- **Written instruction**: Copy, from the entries below, each line where the word "OECD" can be found.

- **Data listing**:
----------
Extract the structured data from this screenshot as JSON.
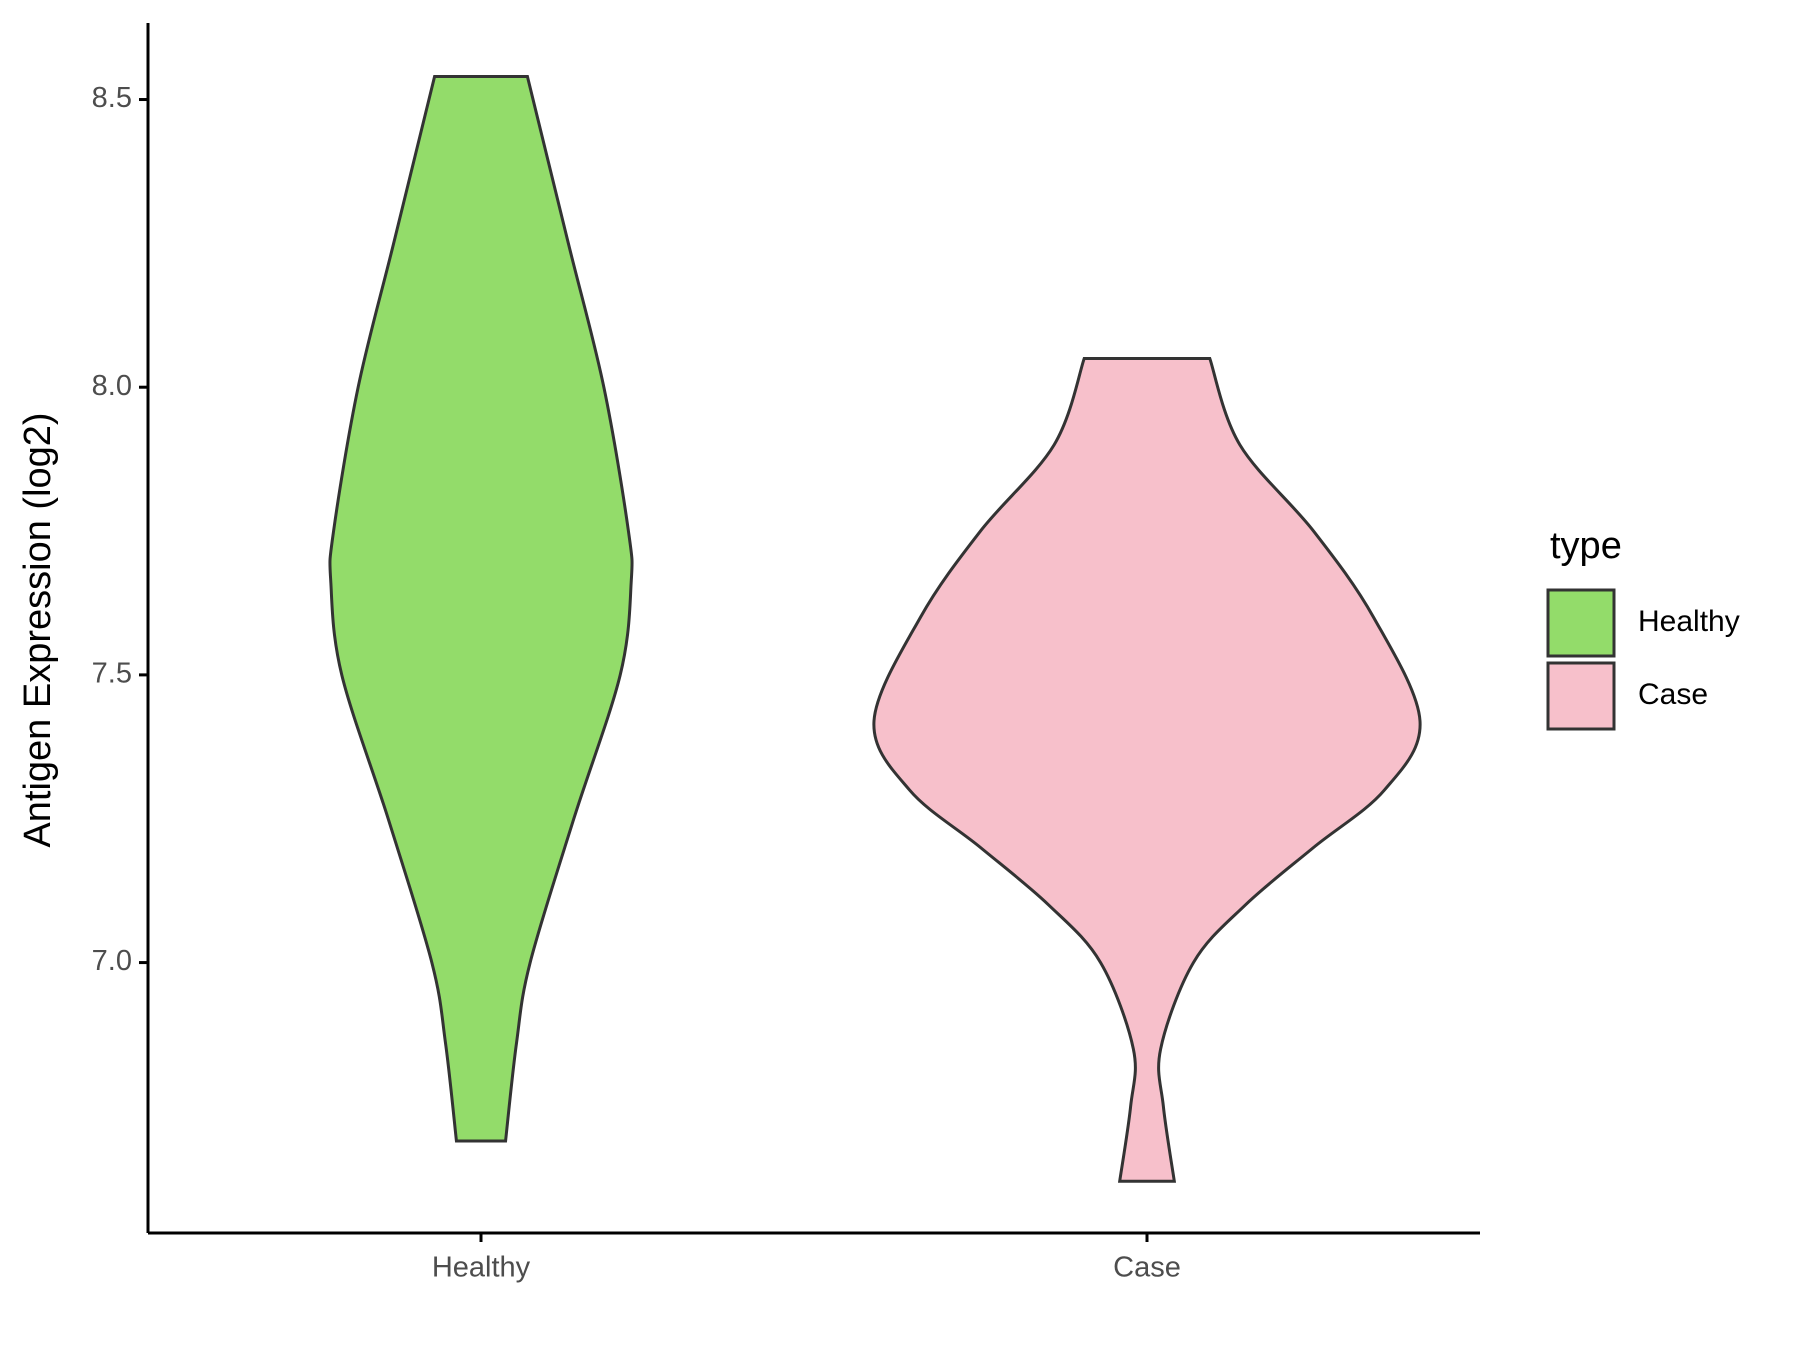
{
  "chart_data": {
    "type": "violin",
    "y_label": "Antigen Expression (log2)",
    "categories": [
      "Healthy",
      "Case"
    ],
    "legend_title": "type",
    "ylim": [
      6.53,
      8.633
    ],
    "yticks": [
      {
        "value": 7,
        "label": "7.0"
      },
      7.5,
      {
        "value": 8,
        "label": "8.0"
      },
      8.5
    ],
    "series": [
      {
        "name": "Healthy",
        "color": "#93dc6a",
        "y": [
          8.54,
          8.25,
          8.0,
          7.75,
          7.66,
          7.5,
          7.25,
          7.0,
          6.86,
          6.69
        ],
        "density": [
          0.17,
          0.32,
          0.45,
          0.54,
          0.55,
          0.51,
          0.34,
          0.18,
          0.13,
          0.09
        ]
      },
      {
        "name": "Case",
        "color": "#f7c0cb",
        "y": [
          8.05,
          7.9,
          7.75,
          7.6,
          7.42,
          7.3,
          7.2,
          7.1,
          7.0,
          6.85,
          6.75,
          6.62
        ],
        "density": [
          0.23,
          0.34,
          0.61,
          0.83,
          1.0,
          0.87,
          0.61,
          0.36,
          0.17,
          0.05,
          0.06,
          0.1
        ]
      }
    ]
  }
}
----------
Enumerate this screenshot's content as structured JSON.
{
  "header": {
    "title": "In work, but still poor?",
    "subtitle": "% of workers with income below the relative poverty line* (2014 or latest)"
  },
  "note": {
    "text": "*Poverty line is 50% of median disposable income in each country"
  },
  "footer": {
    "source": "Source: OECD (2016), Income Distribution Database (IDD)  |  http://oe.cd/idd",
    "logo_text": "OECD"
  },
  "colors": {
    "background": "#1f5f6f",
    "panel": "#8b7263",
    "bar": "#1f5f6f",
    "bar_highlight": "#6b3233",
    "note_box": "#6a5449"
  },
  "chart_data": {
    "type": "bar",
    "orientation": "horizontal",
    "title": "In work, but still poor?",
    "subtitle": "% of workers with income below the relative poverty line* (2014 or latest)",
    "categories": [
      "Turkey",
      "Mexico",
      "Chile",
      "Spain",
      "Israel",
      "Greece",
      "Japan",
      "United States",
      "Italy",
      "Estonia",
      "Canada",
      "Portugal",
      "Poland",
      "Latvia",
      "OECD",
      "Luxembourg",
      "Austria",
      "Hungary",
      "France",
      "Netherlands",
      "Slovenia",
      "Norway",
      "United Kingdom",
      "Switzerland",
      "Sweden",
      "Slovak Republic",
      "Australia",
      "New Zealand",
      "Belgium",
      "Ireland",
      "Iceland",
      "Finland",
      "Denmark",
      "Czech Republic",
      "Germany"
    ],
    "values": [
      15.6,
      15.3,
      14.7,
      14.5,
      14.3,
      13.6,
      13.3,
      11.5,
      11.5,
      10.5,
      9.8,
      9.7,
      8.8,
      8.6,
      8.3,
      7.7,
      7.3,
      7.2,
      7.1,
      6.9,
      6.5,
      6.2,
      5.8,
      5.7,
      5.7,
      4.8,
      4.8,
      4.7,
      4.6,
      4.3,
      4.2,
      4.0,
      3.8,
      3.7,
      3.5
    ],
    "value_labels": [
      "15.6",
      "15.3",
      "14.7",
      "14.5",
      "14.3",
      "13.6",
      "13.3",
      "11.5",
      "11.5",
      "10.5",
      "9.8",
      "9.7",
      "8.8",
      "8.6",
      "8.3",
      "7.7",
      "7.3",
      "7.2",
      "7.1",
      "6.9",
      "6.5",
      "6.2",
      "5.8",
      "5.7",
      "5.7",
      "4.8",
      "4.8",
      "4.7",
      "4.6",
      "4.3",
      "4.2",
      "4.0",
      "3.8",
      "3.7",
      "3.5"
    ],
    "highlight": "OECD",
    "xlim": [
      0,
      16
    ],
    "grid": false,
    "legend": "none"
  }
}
----------
- **Written reply**:
    "source": "Source: OECD (2016), Income Distribution Database (IDD)  |  http://oe.cd/idd",
    "logo_text": "OECD"
      "OECD",
    "highlight": "OECD",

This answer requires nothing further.